Do this: Reproduce each line from the records that holds "Agency".

Supplied data:
__________

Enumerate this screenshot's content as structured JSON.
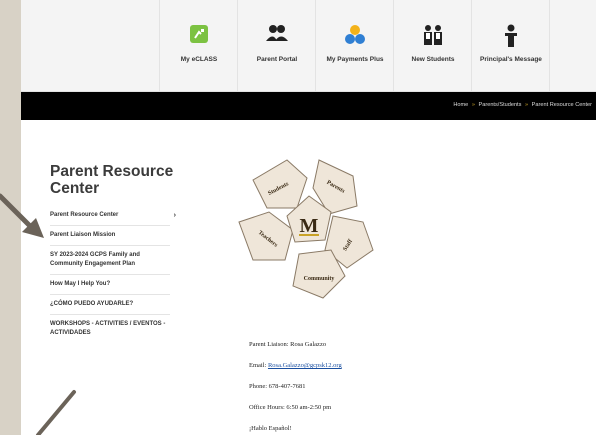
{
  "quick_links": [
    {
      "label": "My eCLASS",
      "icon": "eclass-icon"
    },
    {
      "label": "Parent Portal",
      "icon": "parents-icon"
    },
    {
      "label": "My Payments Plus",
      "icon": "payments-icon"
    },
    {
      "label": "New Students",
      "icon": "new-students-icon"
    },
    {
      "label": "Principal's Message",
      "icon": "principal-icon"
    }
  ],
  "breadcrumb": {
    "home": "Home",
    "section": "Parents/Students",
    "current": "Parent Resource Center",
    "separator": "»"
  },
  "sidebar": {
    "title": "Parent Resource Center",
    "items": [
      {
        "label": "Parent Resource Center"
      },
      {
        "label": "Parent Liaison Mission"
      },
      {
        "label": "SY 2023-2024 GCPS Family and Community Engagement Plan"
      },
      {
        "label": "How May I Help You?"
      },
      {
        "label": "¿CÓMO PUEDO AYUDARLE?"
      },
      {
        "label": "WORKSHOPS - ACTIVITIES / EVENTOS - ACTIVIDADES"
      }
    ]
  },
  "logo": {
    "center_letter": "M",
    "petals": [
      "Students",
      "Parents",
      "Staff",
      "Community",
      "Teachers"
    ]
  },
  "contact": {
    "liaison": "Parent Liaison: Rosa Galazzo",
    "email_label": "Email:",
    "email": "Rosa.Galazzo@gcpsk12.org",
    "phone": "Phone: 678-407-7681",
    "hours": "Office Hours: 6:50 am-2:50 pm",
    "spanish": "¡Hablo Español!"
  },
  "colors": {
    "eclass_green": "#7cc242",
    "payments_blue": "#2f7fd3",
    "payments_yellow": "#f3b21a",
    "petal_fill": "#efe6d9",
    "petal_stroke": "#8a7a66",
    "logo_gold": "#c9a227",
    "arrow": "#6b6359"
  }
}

__________

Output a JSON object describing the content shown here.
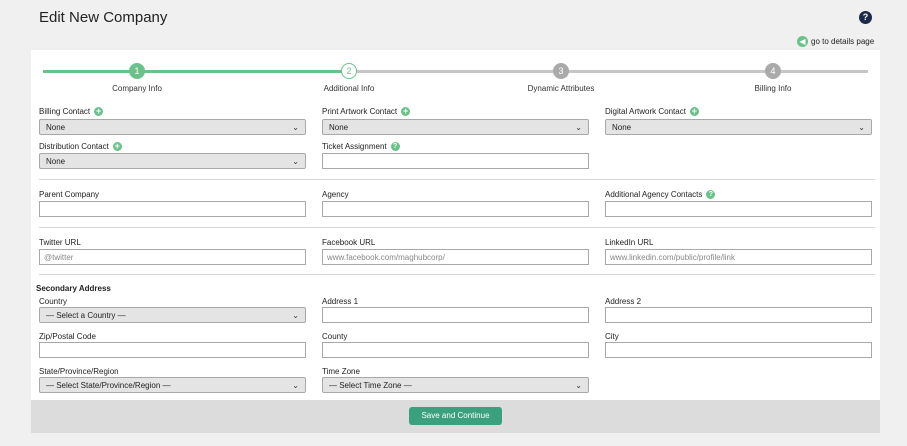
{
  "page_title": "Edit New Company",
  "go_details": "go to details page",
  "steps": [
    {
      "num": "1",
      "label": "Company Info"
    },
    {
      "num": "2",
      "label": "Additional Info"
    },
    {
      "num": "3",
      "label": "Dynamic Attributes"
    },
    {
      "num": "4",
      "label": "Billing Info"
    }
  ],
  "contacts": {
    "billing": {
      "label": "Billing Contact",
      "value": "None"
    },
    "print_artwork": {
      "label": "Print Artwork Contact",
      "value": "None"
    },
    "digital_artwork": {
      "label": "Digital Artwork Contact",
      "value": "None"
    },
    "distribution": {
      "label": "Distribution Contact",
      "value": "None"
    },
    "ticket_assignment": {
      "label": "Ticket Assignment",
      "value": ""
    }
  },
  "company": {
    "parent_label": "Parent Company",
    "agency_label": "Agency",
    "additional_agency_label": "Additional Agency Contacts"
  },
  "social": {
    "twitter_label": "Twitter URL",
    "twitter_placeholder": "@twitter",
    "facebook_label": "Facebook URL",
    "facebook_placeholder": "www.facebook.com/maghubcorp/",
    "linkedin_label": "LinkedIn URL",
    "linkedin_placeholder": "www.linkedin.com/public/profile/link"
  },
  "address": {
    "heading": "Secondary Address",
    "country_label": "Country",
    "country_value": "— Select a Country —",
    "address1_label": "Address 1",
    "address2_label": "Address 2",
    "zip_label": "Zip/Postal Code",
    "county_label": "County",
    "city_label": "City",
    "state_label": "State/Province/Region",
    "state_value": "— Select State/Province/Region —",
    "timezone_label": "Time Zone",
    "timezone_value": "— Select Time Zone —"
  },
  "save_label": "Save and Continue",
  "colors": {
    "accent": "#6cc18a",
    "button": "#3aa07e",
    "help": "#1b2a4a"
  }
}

__________

Solved exercise:
    "agency_label": "Agency",
    "additional_agency_label": "Additional Agency Contacts"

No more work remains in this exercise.